▸ Given instruction
Copy out every one of the following records word for word, keeping each line unchanged.

▸ Data in this exercise
※ ※ ※

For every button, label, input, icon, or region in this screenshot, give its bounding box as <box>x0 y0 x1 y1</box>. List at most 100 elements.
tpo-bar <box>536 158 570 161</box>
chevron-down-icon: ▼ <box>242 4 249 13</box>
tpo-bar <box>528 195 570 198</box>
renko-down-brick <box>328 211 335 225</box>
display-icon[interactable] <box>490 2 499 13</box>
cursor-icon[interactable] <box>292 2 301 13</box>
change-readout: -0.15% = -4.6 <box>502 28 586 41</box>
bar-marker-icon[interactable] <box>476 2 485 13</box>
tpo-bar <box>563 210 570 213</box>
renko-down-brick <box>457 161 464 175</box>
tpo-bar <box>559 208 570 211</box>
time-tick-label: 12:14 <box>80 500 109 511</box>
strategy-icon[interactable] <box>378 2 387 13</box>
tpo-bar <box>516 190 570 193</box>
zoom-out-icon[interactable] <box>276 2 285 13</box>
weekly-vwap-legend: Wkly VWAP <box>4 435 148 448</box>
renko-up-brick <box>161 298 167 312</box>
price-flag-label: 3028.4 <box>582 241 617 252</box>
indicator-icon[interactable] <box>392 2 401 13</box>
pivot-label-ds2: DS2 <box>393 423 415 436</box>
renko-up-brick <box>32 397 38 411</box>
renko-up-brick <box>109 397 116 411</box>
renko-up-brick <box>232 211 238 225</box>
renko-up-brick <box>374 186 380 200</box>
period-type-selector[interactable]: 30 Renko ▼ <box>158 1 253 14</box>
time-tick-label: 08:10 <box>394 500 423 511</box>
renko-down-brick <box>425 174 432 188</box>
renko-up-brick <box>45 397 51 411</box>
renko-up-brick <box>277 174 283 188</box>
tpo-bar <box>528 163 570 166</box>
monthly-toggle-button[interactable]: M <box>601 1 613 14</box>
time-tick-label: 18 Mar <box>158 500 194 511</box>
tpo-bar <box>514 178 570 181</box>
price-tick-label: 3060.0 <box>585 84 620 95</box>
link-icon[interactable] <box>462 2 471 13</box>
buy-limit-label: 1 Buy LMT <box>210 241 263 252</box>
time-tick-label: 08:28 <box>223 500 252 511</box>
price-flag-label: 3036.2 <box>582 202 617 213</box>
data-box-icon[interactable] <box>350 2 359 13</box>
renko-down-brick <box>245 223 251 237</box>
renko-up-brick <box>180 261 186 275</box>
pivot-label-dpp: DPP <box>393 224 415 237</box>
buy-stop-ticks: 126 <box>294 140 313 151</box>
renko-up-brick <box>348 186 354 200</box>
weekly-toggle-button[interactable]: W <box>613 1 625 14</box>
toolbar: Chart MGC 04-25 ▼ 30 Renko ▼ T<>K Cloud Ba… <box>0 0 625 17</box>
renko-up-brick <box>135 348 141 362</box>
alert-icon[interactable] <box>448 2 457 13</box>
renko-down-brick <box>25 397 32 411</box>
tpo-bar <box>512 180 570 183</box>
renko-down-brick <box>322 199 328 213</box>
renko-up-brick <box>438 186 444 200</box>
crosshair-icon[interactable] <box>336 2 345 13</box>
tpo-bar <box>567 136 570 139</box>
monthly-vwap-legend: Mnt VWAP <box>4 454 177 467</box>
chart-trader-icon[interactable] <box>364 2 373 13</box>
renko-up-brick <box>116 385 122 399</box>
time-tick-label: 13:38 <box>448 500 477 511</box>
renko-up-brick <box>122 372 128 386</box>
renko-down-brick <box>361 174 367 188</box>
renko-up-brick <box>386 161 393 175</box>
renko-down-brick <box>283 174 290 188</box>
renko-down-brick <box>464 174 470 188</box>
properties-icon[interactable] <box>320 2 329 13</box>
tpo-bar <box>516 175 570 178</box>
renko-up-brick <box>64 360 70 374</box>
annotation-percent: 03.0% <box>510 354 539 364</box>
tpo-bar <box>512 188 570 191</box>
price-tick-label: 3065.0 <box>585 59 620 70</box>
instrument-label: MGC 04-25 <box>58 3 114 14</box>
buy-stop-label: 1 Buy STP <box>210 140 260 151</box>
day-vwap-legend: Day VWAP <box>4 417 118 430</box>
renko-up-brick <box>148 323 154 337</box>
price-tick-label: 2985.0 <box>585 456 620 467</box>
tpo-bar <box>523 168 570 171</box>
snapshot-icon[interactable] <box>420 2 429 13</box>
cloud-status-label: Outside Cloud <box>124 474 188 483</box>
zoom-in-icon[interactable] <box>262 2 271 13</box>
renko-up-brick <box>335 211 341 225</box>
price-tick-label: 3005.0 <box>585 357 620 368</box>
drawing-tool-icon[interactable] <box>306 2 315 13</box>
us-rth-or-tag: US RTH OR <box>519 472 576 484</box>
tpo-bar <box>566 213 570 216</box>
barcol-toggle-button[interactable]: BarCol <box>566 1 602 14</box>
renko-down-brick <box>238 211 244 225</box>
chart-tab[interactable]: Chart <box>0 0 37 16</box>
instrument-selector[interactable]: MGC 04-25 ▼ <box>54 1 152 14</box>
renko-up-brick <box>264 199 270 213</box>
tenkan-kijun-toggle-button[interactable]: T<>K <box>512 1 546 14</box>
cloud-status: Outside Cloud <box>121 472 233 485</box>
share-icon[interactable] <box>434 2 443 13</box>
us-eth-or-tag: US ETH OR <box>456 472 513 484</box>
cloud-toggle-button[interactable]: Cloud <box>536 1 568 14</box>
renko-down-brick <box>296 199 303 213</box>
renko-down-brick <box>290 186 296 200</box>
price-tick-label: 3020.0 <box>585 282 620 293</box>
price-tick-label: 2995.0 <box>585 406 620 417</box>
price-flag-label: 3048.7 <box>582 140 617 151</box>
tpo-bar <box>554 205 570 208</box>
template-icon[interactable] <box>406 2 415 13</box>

※ ※ ※

▸ Result for this exercise
For every button, label, input, icon, or region in this screenshot, give its bounding box as <box>x0 y0 x1 y1</box>. List at most 100 elements.
tpo-bar <box>536 158 570 161</box>
chevron-down-icon: ▼ <box>242 4 249 13</box>
tpo-bar <box>528 195 570 198</box>
renko-down-brick <box>328 211 335 225</box>
display-icon[interactable] <box>490 2 499 13</box>
cursor-icon[interactable] <box>292 2 301 13</box>
change-readout: -0.15% = -4.6 <box>502 28 586 41</box>
bar-marker-icon[interactable] <box>476 2 485 13</box>
tpo-bar <box>563 210 570 213</box>
renko-down-brick <box>457 161 464 175</box>
tpo-bar <box>559 208 570 211</box>
time-tick-label: 12:14 <box>80 500 109 511</box>
strategy-icon[interactable] <box>378 2 387 13</box>
tpo-bar <box>516 190 570 193</box>
zoom-out-icon[interactable] <box>276 2 285 13</box>
weekly-vwap-legend: Wkly VWAP <box>4 435 148 448</box>
renko-up-brick <box>161 298 167 312</box>
price-flag-label: 3028.4 <box>582 241 617 252</box>
indicator-icon[interactable] <box>392 2 401 13</box>
pivot-label-ds2: DS2 <box>393 423 415 436</box>
renko-up-brick <box>32 397 38 411</box>
renko-up-brick <box>109 397 116 411</box>
renko-up-brick <box>232 211 238 225</box>
renko-up-brick <box>374 186 380 200</box>
period-type-selector[interactable]: 30 Renko ▼ <box>158 1 253 14</box>
time-tick-label: 08:10 <box>394 500 423 511</box>
renko-down-brick <box>425 174 432 188</box>
renko-up-brick <box>45 397 51 411</box>
renko-up-brick <box>277 174 283 188</box>
tpo-bar <box>528 163 570 166</box>
monthly-toggle-button[interactable]: M <box>601 1 613 14</box>
time-tick-label: 18 Mar <box>158 500 194 511</box>
tpo-bar <box>514 178 570 181</box>
price-tick-label: 3060.0 <box>585 84 620 95</box>
link-icon[interactable] <box>462 2 471 13</box>
buy-limit-label: 1 Buy LMT <box>210 241 263 252</box>
time-tick-label: 08:28 <box>223 500 252 511</box>
price-flag-label: 3036.2 <box>582 202 617 213</box>
data-box-icon[interactable] <box>350 2 359 13</box>
renko-down-brick <box>245 223 251 237</box>
renko-up-brick <box>180 261 186 275</box>
pivot-label-dpp: DPP <box>393 224 415 237</box>
buy-stop-ticks: 126 <box>294 140 313 151</box>
renko-up-brick <box>348 186 354 200</box>
weekly-toggle-button[interactable]: W <box>613 1 625 14</box>
toolbar: Chart MGC 04-25 ▼ 30 Renko ▼ T<>K Cloud Ba… <box>0 0 625 17</box>
renko-up-brick <box>135 348 141 362</box>
alert-icon[interactable] <box>448 2 457 13</box>
renko-down-brick <box>25 397 32 411</box>
tpo-bar <box>512 180 570 183</box>
renko-down-brick <box>322 199 328 213</box>
renko-up-brick <box>438 186 444 200</box>
crosshair-icon[interactable] <box>336 2 345 13</box>
tpo-bar <box>567 136 570 139</box>
monthly-vwap-legend: Mnt VWAP <box>4 454 177 467</box>
chart-trader-icon[interactable] <box>364 2 373 13</box>
renko-up-brick <box>116 385 122 399</box>
time-tick-label: 13:38 <box>448 500 477 511</box>
renko-up-brick <box>122 372 128 386</box>
renko-down-brick <box>361 174 367 188</box>
renko-up-brick <box>386 161 393 175</box>
renko-down-brick <box>283 174 290 188</box>
renko-down-brick <box>464 174 470 188</box>
properties-icon[interactable] <box>320 2 329 13</box>
tpo-bar <box>516 175 570 178</box>
renko-up-brick <box>64 360 70 374</box>
annotation-percent: 03.0% <box>510 354 539 364</box>
tpo-bar <box>512 188 570 191</box>
price-tick-label: 3065.0 <box>585 59 620 70</box>
instrument-label: MGC 04-25 <box>58 3 114 14</box>
buy-stop-label: 1 Buy STP <box>210 140 260 151</box>
day-vwap-legend: Day VWAP <box>4 417 118 430</box>
renko-up-brick <box>148 323 154 337</box>
price-tick-label: 2985.0 <box>585 456 620 467</box>
tpo-bar <box>523 168 570 171</box>
snapshot-icon[interactable] <box>420 2 429 13</box>
cloud-status-label: Outside Cloud <box>124 474 188 483</box>
zoom-in-icon[interactable] <box>262 2 271 13</box>
renko-up-brick <box>335 211 341 225</box>
price-tick-label: 3005.0 <box>585 357 620 368</box>
drawing-tool-icon[interactable] <box>306 2 315 13</box>
us-rth-or-tag: US RTH OR <box>519 472 576 484</box>
tpo-bar <box>566 213 570 216</box>
barcol-toggle-button[interactable]: BarCol <box>566 1 602 14</box>
renko-down-brick <box>238 211 244 225</box>
chart-tab[interactable]: Chart <box>0 0 37 16</box>
instrument-selector[interactable]: MGC 04-25 ▼ <box>54 1 152 14</box>
renko-up-brick <box>264 199 270 213</box>
tenkan-kijun-toggle-button[interactable]: T<>K <box>512 1 546 14</box>
cloud-status: Outside Cloud <box>121 472 233 485</box>
share-icon[interactable] <box>434 2 443 13</box>
us-eth-or-tag: US ETH OR <box>456 472 513 484</box>
cloud-toggle-button[interactable]: Cloud <box>536 1 568 14</box>
renko-down-brick <box>296 199 303 213</box>
renko-down-brick <box>290 186 296 200</box>
price-tick-label: 3020.0 <box>585 282 620 293</box>
price-tick-label: 2995.0 <box>585 406 620 417</box>
price-flag-label: 3048.7 <box>582 140 617 151</box>
tpo-bar <box>554 205 570 208</box>
template-icon[interactable] <box>406 2 415 13</box>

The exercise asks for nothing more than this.